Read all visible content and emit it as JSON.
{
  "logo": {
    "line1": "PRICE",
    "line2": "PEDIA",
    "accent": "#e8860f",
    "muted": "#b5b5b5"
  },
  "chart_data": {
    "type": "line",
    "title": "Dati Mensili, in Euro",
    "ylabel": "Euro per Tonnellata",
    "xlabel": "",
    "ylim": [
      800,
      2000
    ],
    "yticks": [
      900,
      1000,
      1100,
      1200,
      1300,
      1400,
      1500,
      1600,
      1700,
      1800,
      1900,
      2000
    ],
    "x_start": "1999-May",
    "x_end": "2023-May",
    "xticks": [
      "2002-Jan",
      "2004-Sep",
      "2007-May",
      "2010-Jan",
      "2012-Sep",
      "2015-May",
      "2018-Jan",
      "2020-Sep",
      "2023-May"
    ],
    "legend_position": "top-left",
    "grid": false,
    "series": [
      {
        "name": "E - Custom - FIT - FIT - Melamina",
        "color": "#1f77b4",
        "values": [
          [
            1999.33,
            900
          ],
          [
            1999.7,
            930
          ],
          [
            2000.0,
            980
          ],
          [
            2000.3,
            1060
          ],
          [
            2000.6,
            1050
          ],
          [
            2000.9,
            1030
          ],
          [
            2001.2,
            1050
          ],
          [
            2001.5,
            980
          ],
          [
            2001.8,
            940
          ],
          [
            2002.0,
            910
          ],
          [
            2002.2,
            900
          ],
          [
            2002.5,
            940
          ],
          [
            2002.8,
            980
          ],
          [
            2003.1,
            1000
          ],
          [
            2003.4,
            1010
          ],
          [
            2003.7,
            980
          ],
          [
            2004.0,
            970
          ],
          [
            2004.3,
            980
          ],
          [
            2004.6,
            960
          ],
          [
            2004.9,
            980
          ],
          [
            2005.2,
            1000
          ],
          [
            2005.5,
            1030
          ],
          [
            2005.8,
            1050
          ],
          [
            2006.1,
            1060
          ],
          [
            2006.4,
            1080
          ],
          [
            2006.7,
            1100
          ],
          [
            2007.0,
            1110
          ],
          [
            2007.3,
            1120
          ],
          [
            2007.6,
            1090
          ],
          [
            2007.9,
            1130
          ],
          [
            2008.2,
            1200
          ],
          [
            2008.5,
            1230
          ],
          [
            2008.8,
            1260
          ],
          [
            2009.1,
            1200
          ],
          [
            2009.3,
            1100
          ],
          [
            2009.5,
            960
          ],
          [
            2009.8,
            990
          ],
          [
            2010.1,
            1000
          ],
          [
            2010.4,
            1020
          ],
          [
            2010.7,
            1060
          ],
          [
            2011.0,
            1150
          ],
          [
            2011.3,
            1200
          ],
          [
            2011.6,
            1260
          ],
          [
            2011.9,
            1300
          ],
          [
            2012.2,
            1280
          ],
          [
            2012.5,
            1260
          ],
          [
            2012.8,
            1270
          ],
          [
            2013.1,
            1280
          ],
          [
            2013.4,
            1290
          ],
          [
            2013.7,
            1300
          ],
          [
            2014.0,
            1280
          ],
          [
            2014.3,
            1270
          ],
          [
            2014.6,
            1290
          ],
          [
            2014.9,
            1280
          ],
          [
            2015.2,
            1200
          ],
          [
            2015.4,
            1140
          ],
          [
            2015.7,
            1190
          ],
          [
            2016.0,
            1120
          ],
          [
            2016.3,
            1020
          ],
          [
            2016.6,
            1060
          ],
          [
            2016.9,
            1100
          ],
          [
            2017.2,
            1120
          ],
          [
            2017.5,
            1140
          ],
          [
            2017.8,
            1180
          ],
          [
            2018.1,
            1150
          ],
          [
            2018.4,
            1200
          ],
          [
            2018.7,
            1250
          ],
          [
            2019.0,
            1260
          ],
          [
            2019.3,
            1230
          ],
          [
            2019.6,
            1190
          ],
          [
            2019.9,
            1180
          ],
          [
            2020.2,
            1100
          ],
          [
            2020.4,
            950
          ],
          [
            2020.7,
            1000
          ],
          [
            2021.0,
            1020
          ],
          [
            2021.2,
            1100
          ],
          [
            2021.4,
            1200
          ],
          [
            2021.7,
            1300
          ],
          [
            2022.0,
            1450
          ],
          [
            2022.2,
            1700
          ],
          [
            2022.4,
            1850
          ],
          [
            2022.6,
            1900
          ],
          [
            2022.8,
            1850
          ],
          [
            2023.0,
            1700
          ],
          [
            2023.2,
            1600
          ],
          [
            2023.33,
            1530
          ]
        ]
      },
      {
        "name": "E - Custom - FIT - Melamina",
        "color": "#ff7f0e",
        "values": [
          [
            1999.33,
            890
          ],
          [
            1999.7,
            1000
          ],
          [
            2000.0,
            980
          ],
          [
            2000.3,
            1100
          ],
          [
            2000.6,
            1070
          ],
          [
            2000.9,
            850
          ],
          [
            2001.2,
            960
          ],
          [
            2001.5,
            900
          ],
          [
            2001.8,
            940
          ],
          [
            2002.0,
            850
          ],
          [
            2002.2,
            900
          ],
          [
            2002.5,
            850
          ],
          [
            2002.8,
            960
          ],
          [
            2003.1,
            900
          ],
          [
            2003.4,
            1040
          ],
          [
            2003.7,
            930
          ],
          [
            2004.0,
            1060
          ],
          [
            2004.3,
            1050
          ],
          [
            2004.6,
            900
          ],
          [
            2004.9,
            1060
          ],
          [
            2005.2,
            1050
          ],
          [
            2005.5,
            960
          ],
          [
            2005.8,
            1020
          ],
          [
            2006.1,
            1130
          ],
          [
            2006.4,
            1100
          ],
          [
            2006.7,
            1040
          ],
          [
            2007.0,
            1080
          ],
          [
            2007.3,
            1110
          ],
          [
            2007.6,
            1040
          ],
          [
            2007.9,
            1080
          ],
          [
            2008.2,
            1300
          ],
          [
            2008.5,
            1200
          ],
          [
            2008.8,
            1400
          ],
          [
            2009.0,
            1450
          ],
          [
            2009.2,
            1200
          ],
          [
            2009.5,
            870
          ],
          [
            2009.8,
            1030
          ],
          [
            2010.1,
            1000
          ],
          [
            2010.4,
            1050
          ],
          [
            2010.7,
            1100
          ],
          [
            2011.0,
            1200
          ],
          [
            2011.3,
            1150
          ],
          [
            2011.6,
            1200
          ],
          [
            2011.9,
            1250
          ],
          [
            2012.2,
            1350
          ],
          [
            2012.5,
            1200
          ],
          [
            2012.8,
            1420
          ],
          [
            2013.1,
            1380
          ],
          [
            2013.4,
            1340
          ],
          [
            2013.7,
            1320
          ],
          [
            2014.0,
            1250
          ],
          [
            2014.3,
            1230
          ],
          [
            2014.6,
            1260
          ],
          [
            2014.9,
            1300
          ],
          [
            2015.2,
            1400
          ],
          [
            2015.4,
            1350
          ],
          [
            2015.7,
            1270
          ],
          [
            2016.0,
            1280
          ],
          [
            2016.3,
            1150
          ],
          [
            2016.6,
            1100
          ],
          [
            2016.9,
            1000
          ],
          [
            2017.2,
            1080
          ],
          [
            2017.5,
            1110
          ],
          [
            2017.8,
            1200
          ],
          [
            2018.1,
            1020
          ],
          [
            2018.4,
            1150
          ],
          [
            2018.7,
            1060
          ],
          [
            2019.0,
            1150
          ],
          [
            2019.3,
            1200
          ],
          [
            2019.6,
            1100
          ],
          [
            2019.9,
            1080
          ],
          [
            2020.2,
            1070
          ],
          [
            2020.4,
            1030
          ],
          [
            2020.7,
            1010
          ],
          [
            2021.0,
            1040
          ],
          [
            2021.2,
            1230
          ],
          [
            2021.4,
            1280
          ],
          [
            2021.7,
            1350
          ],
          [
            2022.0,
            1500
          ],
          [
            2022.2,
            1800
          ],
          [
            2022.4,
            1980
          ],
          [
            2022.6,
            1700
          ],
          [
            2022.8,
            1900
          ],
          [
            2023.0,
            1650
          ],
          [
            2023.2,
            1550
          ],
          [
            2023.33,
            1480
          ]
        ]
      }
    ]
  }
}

▶ _Exercise_: Gather up the lines that contain the word "name".

▶ _Answer for the task_:
        "name": "E - Custom - FIT - FIT - Melamina",
        "name": "E - Custom - FIT - Melamina",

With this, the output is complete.